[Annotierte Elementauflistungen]
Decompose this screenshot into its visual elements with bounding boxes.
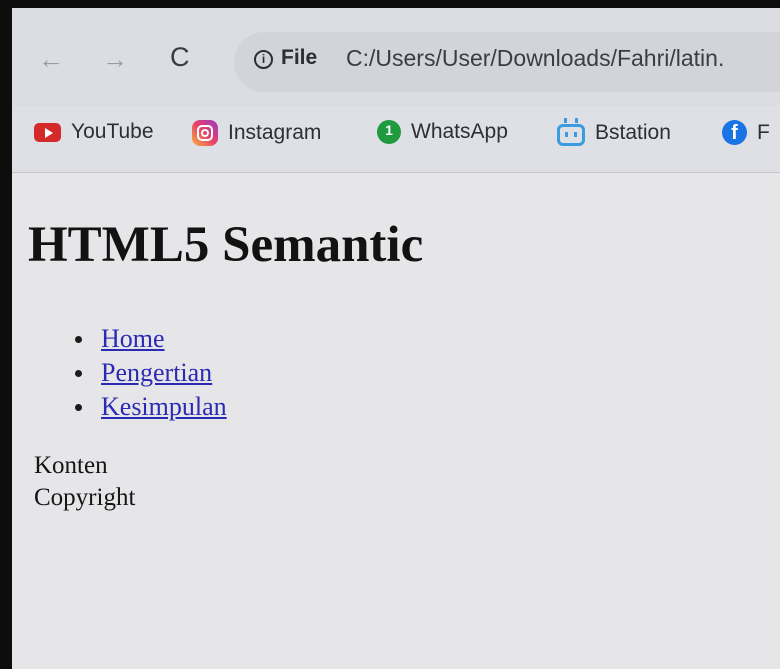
list-item: Home [67,322,227,356]
browser-window: ← → C i File C:/Users/User/Downloads/Fah… [12,8,780,669]
bstation-icon [557,118,585,146]
url-text[interactable]: C:/Users/User/Downloads/Fahri/latin. [346,45,724,72]
instagram-icon [192,120,218,146]
page-content: HTML5 Semantic Home Pengertian Kesimpula… [12,172,780,669]
bookmark-label: WhatsApp [411,120,508,143]
address-bar[interactable]: i File C:/Users/User/Downloads/Fahri/lat… [234,32,780,92]
youtube-icon [34,122,61,142]
content-text: Konten [34,452,108,479]
whatsapp-icon [377,120,401,144]
bookmark-bstation[interactable]: Bstation [557,118,671,146]
page-heading: HTML5 Semantic [28,217,424,273]
nav-link-home[interactable]: Home [101,324,165,353]
forward-arrow-icon[interactable]: → [102,46,128,72]
bookmark-label: Bstation [595,121,671,144]
browser-toolbar: ← → C i File C:/Users/User/Downloads/Fah… [12,8,780,106]
bookmark-whatsapp[interactable]: WhatsApp [377,120,508,144]
list-item: Kesimpulan [67,390,227,424]
back-arrow-icon[interactable]: ← [38,46,64,72]
url-scheme-label[interactable]: File [281,46,317,70]
page-nav-list: Home Pengertian Kesimpulan [67,322,227,424]
list-item: Pengertian [67,356,227,390]
bookmark-label: Instagram [228,121,322,144]
bookmark-label: YouTube [71,120,154,143]
bookmark-youtube[interactable]: YouTube [34,120,154,144]
site-info-icon[interactable]: i [254,50,273,69]
footer-copyright: Copyright [34,484,136,511]
bookmark-facebook[interactable]: f F [722,120,770,145]
bookmark-label: F [757,120,770,144]
bookmark-instagram[interactable]: Instagram [192,120,321,146]
facebook-icon: f [722,120,747,145]
reload-icon[interactable]: C [170,44,190,71]
nav-link-kesimpulan[interactable]: Kesimpulan [101,392,227,421]
nav-link-pengertian[interactable]: Pengertian [101,358,212,387]
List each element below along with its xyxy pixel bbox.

Worum es geht:
Gib sämtliche Einträge oben Zeile für Zeile unverändert zurück und lass die Bilder dabei weg.

Antwort unten:
Decompose this screenshot into its visual elements with bounding boxes.
list-item: Home [67,322,227,356]
browser-window: ← → C i File C:/Users/User/Downloads/Fah… [12,8,780,669]
bstation-icon [557,118,585,146]
url-text[interactable]: C:/Users/User/Downloads/Fahri/latin. [346,45,724,72]
instagram-icon [192,120,218,146]
page-content: HTML5 Semantic Home Pengertian Kesimpula… [12,172,780,669]
bookmark-label: WhatsApp [411,120,508,143]
address-bar[interactable]: i File C:/Users/User/Downloads/Fahri/lat… [234,32,780,92]
youtube-icon [34,122,61,142]
content-text: Konten [34,452,108,479]
whatsapp-icon [377,120,401,144]
bookmark-bstation[interactable]: Bstation [557,118,671,146]
page-heading: HTML5 Semantic [28,217,424,273]
nav-link-home[interactable]: Home [101,324,165,353]
forward-arrow-icon[interactable]: → [102,46,128,72]
bookmark-label: Bstation [595,121,671,144]
browser-toolbar: ← → C i File C:/Users/User/Downloads/Fah… [12,8,780,106]
bookmark-whatsapp[interactable]: WhatsApp [377,120,508,144]
list-item: Kesimpulan [67,390,227,424]
back-arrow-icon[interactable]: ← [38,46,64,72]
url-scheme-label[interactable]: File [281,46,317,70]
page-nav-list: Home Pengertian Kesimpulan [67,322,227,424]
list-item: Pengertian [67,356,227,390]
bookmark-label: Instagram [228,121,322,144]
bookmark-label: YouTube [71,120,154,143]
bookmark-youtube[interactable]: YouTube [34,120,154,144]
site-info-icon[interactable]: i [254,50,273,69]
footer-copyright: Copyright [34,484,136,511]
bookmark-facebook[interactable]: f F [722,120,770,145]
bookmark-label: F [757,120,770,144]
bookmark-instagram[interactable]: Instagram [192,120,321,146]
facebook-icon: f [722,120,747,145]
reload-icon[interactable]: C [170,44,190,71]
nav-link-kesimpulan[interactable]: Kesimpulan [101,392,227,421]
nav-link-pengertian[interactable]: Pengertian [101,358,212,387]
List each element below along with its xyxy pixel bbox.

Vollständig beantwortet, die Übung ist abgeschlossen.